**Exercise goal:** Return all of the entries word for word, but omit the pictures they contain.

**Data records:**
* START *
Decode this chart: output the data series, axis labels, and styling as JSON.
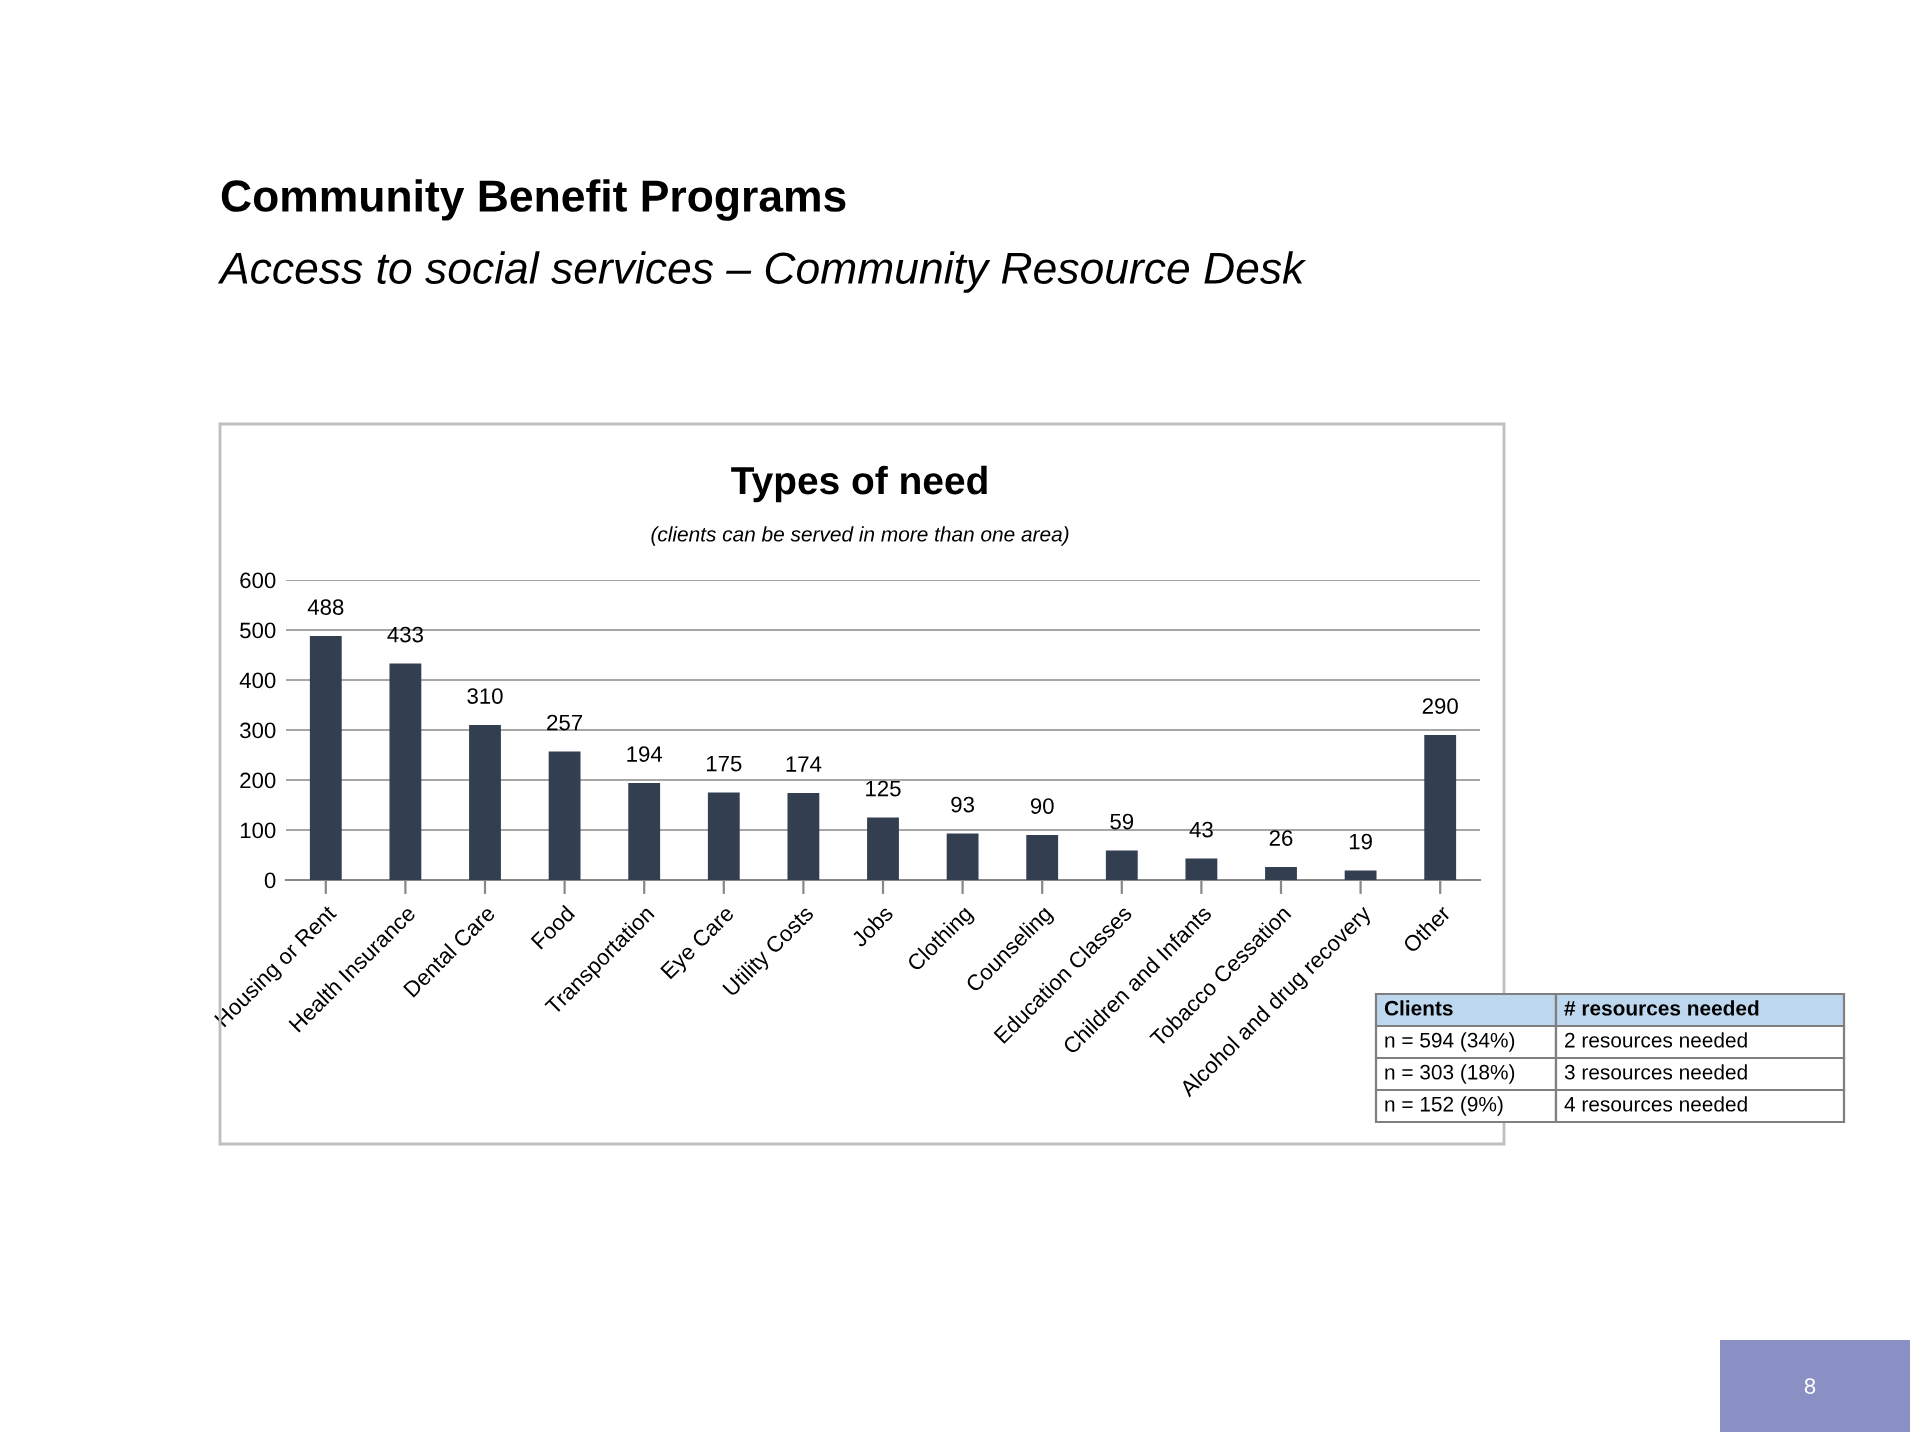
{
  "chart_data": {
    "type": "bar",
    "title": "Types of need",
    "subtitle": "(clients can be served in more than one area)",
    "categories": [
      "Housing or Rent",
      "Health Insurance",
      "Dental Care",
      "Food",
      "Transportation",
      "Eye Care",
      "Utility Costs",
      "Jobs",
      "Clothing",
      "Counseling",
      "Education Classes",
      "Children and Infants",
      "Tobacco Cessation",
      "Alcohol and drug recovery",
      "Other"
    ],
    "values": [
      488,
      433,
      310,
      257,
      194,
      175,
      174,
      125,
      93,
      90,
      59,
      43,
      26,
      19,
      290
    ],
    "color": "#333f50",
    "data_labels": true,
    "ylim": [
      0,
      600
    ],
    "yticks": [
      0,
      100,
      200,
      300,
      400,
      500,
      600
    ],
    "grid": "y",
    "annotations": [
      "Community Benefit Programs",
      "Access to social services – Community Resource Desk",
      "Clients",
      "# resources needed",
      "n = 594 (34%)",
      "2 resources needed",
      "n = 303 (18%)",
      "3 resources needed",
      "n = 152 (9%)",
      "4 resources needed",
      "8"
    ]
  }
}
* END *
**Correct response:**
Decode this chart: output the data series, axis labels, and styling as JSON.
{
  "chart_data": {
    "type": "bar",
    "title": "Types of need",
    "subtitle": "(clients can be served in more than one area)",
    "categories": [
      "Housing or Rent",
      "Health Insurance",
      "Dental Care",
      "Food",
      "Transportation",
      "Eye Care",
      "Utility Costs",
      "Jobs",
      "Clothing",
      "Counseling",
      "Education Classes",
      "Children and Infants",
      "Tobacco Cessation",
      "Alcohol and drug recovery",
      "Other"
    ],
    "values": [
      488,
      433,
      310,
      257,
      194,
      175,
      174,
      125,
      93,
      90,
      59,
      43,
      26,
      19,
      290
    ],
    "color": "#333f50",
    "data_labels": true,
    "ylim": [
      0,
      600
    ],
    "yticks": [
      0,
      100,
      200,
      300,
      400,
      500,
      600
    ],
    "grid": "y",
    "annotations": [
      "Community Benefit Programs",
      "Access to social services – Community Resource Desk",
      "Clients",
      "# resources needed",
      "n = 594 (34%)",
      "2 resources needed",
      "n = 303 (18%)",
      "3 resources needed",
      "n = 152 (9%)",
      "4 resources needed",
      "8"
    ]
  }
}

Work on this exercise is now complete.